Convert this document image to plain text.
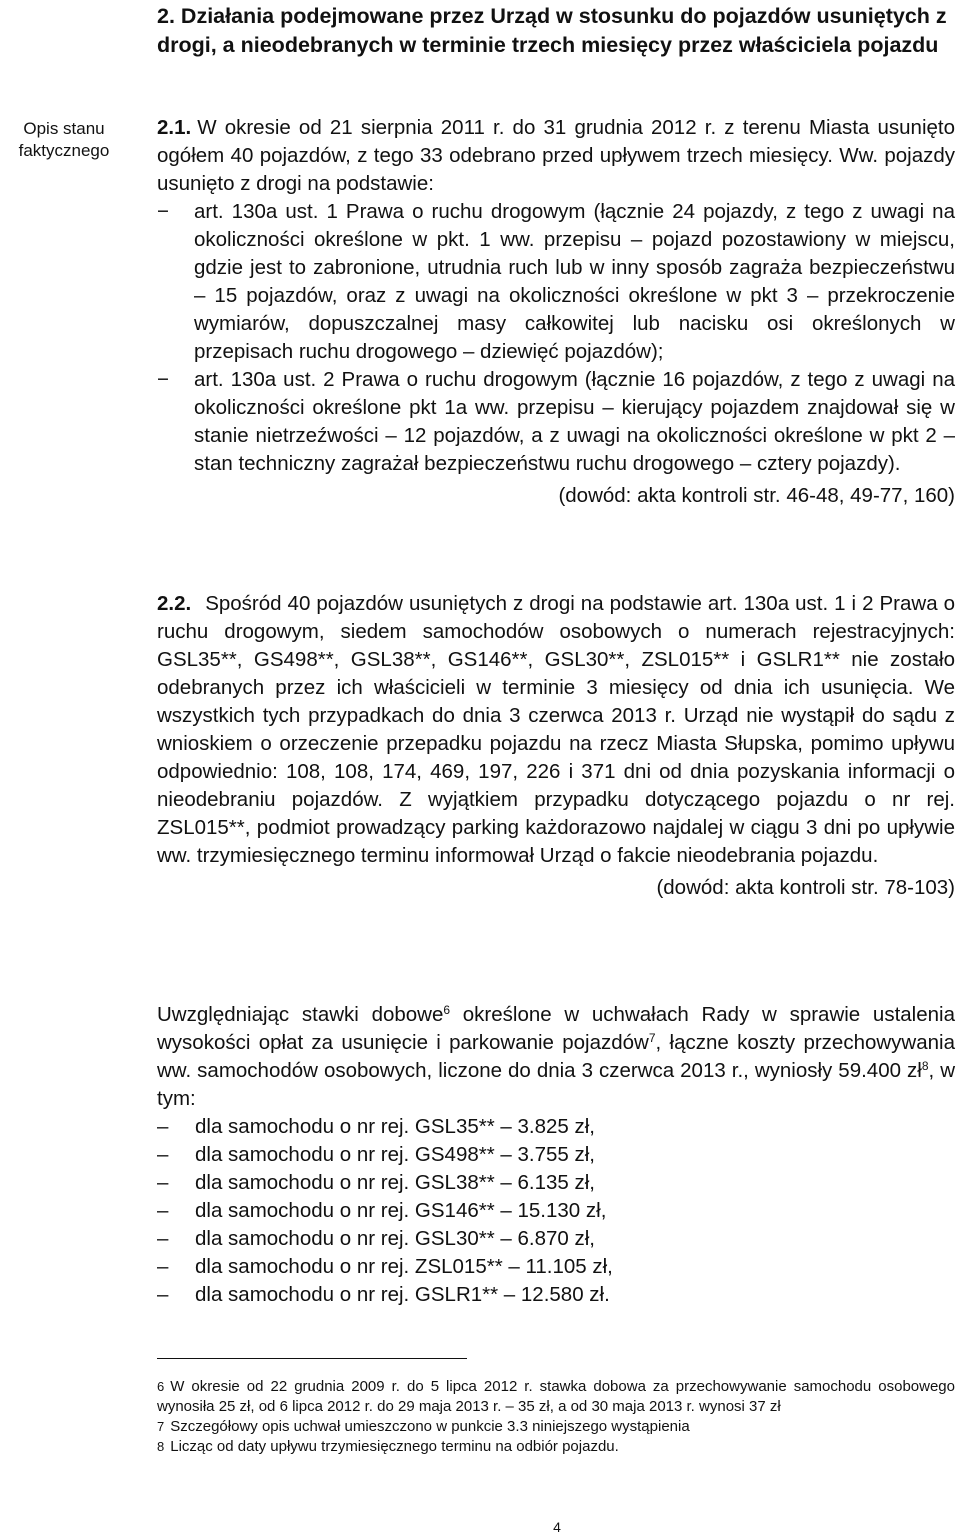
2. Działania podejmowane przez Urząd w stosunku do pojazdów usuniętych z drogi, a nieodebranych w terminie trzech miesięcy przez właściciela pojazdu
Opis stanu faktycznego

2.1. W okresie od 21 sierpnia 2011 r. do 31 grudnia 2012 r. z terenu Miasta usunięto ogółem 40 pojazdów, z tego 33 odebrano przed upływem trzech miesięcy. Ww. pojazdy usunięto z drogi na podstawie:

− art. 130a ust. 1 Prawa o ruchu drogowym (łącznie 24 pojazdy, z tego z uwagi na okoliczności określone w pkt. 1 ww. przepisu – pojazd pozostawiony w miejscu, gdzie jest to zabronione, utrudnia ruch lub w inny sposób zagraża bezpieczeństwu – 15 pojazdów, oraz z uwagi na okoliczności określone w pkt 3 – przekroczenie wymiarów, dopuszczalnej masy całkowitej lub nacisku osi określonych w przepisach ruchu drogowego – dziewięć pojazdów);
− art. 130a ust. 2 Prawa o ruchu drogowym (łącznie 16 pojazdów, z tego z uwagi na okoliczności określone pkt 1a ww. przepisu – kierujący pojazdem znajdował się w stanie nietrzeźwości – 12 pojazdów, a z uwagi na okoliczności określone w pkt 2 – stan techniczny zagrażał bezpieczeństwu ruchu drogowego – cztery pojazdy).

(dowód: akta kontroli str. 46-48, 49-77, 160)

2.2. Spośród 40 pojazdów usuniętych z drogi na podstawie art. 130a ust. 1 i 2 Prawa o ruchu drogowym, siedem samochodów osobowych o numerach rejestracyjnych: GSL35**, GS498**, GSL38**, GS146**, GSL30**, ZSL015** i GSLR1** nie zostało odebranych przez ich właścicieli w terminie 3 miesięcy od dnia ich usunięcia. We wszystkich tych przypadkach do dnia 3 czerwca 2013 r. Urząd nie wystąpił do sądu z wnioskiem o orzeczenie przepadku pojazdu na rzecz Miasta Słupska, pomimo upływu odpowiednio: 108, 108, 174, 469, 197, 226 i 371 dni od dnia pozyskania informacji o nieodebraniu pojazdów. Z wyjątkiem przypadku dotyczącego pojazdu o nr rej. ZSL015**, podmiot prowadzący parking każdorazowo najdalej w ciągu 3 dni po upływie ww. trzymiesięcznego terminu informował Urząd o fakcie nieodebrania pojazdu.

(dowód: akta kontroli str. 78-103)

Uwzględniając stawki dobowe$^6$ określone w uchwałach Rady w sprawie ustalenia wysokości opłat za usunięcie i parkowanie pojazdów$^7$, łączne koszty przechowywania ww. samochodów osobowych, liczone do dnia 3 czerwca 2013 r., wyniosły 59.400 $zł^8$, w tym:

– dla samochodu o nr rej. GSL35** – 3.825 zł,
– dla samochodu o nr rej. GS498** – 3.755 zł,
– dla samochodu o nr rej. GSL38** – 6.135 zł,
– dla samochodu o nr rej. GS146** – 15.130 zł,
– dla samochodu o nr rej. GSL30** – 6.870 zł,
– dla samochodu o nr rej. ZSL015** – 11.105 zł,
– dla samochodu o nr rej. GSLR1** – 12.580 zł.

6 W okresie od 22 grudnia 2009 r. do 5 lipca 2012 r. stawka dobowa za przechowywanie samochodu osobowego wynosiła 25 zł, od 6 lipca 2012 r. do 29 maja 2013 r. – 35 zł, a od 30 maja 2013 r. wynosi 37 zł

7 Szczegółowy opis uchwał umieszczono w punkcie 3.3 niniejszego wystąpienia

8 Licząc od daty upływu trzymiesięcznego terminu na odbiór pojazdu.

4
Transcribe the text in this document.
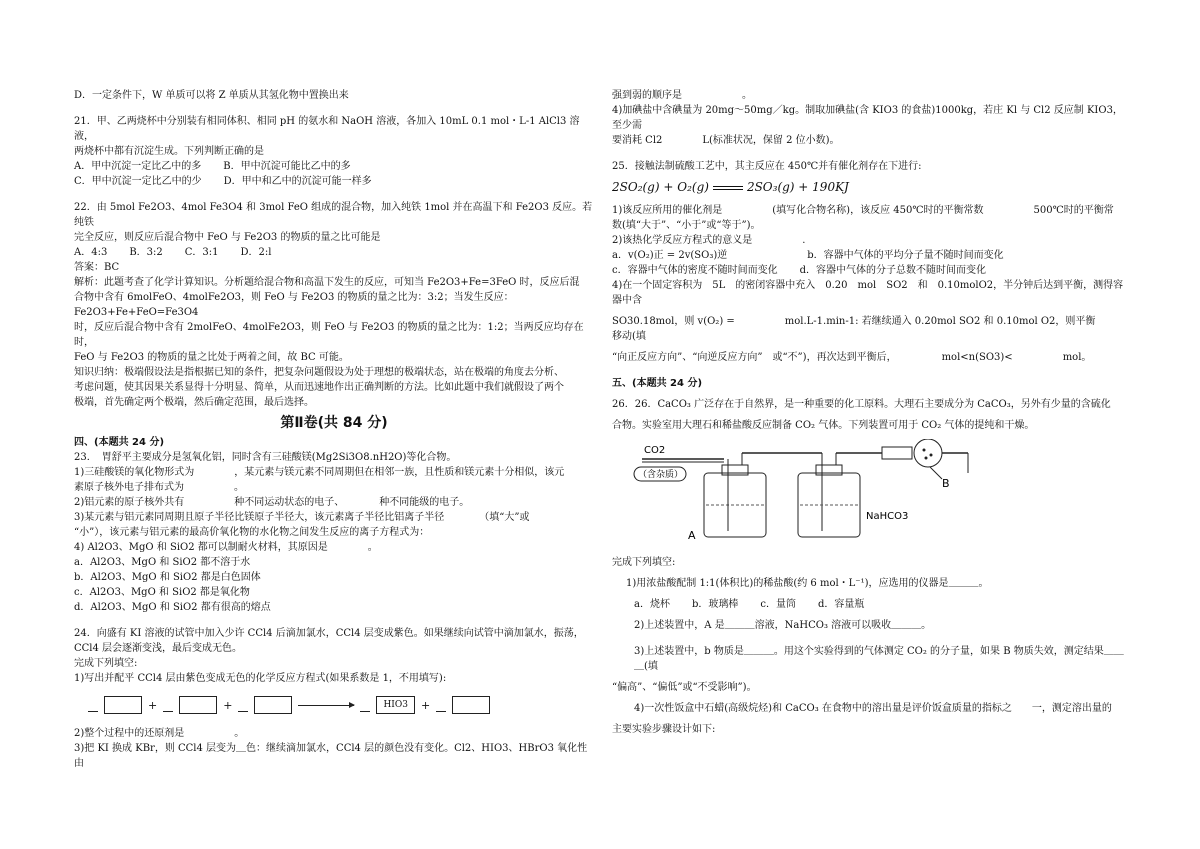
D．一定条件下，W 单质可以将 Z 单质从其氢化物中置换出来

21．甲、乙两烧杯中分别装有相同体积、相同 pH 的氨水和 NaOH 溶液，各加入 10mL 0.1 mol・L-1 AlCl3 溶液，

两烧杯中都有沉淀生成。下列判断正确的是

A．甲中沉淀一定比乙中的多 B．甲中沉淀可能比乙中的多
C．甲中沉淀一定比乙中的少 D．甲中和乙中的沉淀可能一样多

22．由 5mol Fe2O3、4mol Fe3O4 和 3mol FeO 组成的混合物，加入纯铁 1mol 并在高温下和 Fe2O3 反应。若纯铁

完全反应，则反应后混合物中 FeO 与 Fe2O3 的物质的量之比可能是

A．4:3 B．3:2 C．3:1 D．2:l

答案：BC

解析：此题考查了化学计算知识。分析题给混合物和高温下发生的反应，可知当 Fe2O3+Fe=3FeO 时，反应后混

合物中含有 6molFeO、4molFe2O3，则 FeO 与 Fe2O3 的物质的量之比为：3:2；当发生反应：Fe2O3+Fe+FeO=Fe3O4

时，反应后混合物中含有 2molFeO、4molFe2O3，则 FeO 与 Fe2O3 的物质的量之比为：1:2；当两反应均存在时，

FeO 与 Fe2O3 的物质的量之比处于两着之间，故 BC 可能。

知识归纳：极端假设法是指根据已知的条件，把复杂问题假设为处于理想的极端状态，站在极端的角度去分析、

考虑问题，使其因果关系显得十分明显、简单，从而迅速地作出正确判断的方法。比如此题中我们就假设了两个

极端，首先确定两个极端，然后确定范围，最后选择。

第Ⅱ卷(共 84 分)

四、(本题共 24 分)

23．　胃舒平主要成分是氢氧化铝，同时含有三硅酸镁(Mg2Si3O8.nH2O)等化合物。

1)三硅酸镁的氧化物形式为　　　　，某元素与镁元素不同周期但在相邻一族，且性质和镁元素十分相似，该元

素原子核外电子排布式为　　　　　。

2)铝元素的原子核外共有　　　　　种不同运动状态的电子、　　　　种不同能级的电子。

3)某元素与铝元素同周期且原子半径比镁原子半径大，该元素离子半径比铝离子半径　　　　（填“大”或

“小”），该元素与铝元素的最高价氧化物的水化物之间发生反应的离子方程式为：

4) Al2O3、MgO 和 SiO2 都可以制耐火材料，其原因是　　　　。

a．Al2O3、MgO 和 SiO2 都不溶于水

b．Al2O3、MgO 和 SiO2 都是白色固体

c．Al2O3、MgO 和 SiO2 都是氧化物

d．Al2O3、MgO 和 SiO2 都有很高的熔点

24．向盛有 KI 溶液的试管中加入少许 CCl4 后滴加氯水，CCl4 层变成紫色。如果继续向试管中滴加氯水，振荡，

CCl4 层会逐渐变浅，最后变成无色。

完成下列填空:

1)写出并配平 CCl4 层由紫色变成无色的化学反应方程式(如果系数是 1，不用填写):

+	+	HIO3	+

2)整个过程中的还原剂是　　　　　。

3)把 KI 换成 KBr，则 CCl4 层变为＿色：继续滴加氯水，CCl4 层的颜色没有变化。Cl2、HIO3、HBrO3 氧化性由

强到弱的顺序是　　　　　　。

4)加碘盐中含碘量为 20mg～50mg／kg。制取加碘盐(含 KIO3 的食盐)1000kg，若庄 Kl 与 Cl2 反应制 KIO3，至少需

要消耗 Cl2　　　　L(标准状况，保留 2 位小数)。

25．接触法制硫酸工艺中，其主反应在 450℃并有催化剂存在下进行:

2SO₂(g) + O₂(g)	2SO₃(g) + 190KJ

1)该反应所用的催化剂是　　　　　(填写化合物名称)，该反应 450℃时的平衡常数　　　　　500℃时的平衡常

数(填“大于”、“小于”或“等于”)。

2)该热化学反应方程式的意义是　　　　　.

a．v(O₂)正 = 2v(SO₃)逆	b．容器中气体的平均分子量不随时间而变化
c．容器中气体的密度不随时间而变化 d．容器中气体的分子总数不随时间而变化

4)在一个固定容积为　5L　的密闭容器中充入　0.20　mol　SO2　和　0.10molO2，半分钟后达到平衡，测得容器中含

SO30.18mol，则 v(O₂) =　　　　　mol.L-1.min-1: 若继续通入 0.20mol SO2 和 0.10mol O2，则平衡　　　　移动(填

“向正反应方向”、“向逆反应方向”　或“不”)，再次达到平衡后，　　　　　mol<n(SO3)<　　　　　mol。

五、(本题共 24 分)

26．26．CaCO₃ 广泛存在于自然界，是一种重要的化工原料。大理石主要成分为 CaCO₃，另外有少量的含硫化

合物。实验室用大理石和稀盐酸反应制备 CO₂ 气体。下列装置可用于 CO₂ 气体的提纯和干燥。

CO2
（含杂质）
A
NaHCO3
B

完成下列填空:

1)用浓盐酸配制 1:1(体积比)的稀盐酸(约 6 mol・L⁻¹)，应选用的仪器是＿＿＿。

a．烧杯 b．玻璃棒 c．量筒 d．容量瓶

2)上述装置中，A 是＿＿＿溶液，NaHCO₃ 溶液可以吸收＿＿＿。

3)上述装置中，b 物质是＿＿＿。用这个实验得到的气体测定 CO₂ 的分子量，如果 B 物质失效，测定结果＿＿＿(填

“偏高”、“偏低”或“不受影响”)。

4)一次性饭盒中石蜡(高级烷烃)和 CaCO₃ 在食物中的溶出量是评价饭盒质量的指标之　　一，测定溶出量的

主要实验步骤设计如下:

#####

§ **PROBLEM**:
Of all the lines above, how many contain the word "kontroli"? Answer with only the number.

§ **REPLY**:
2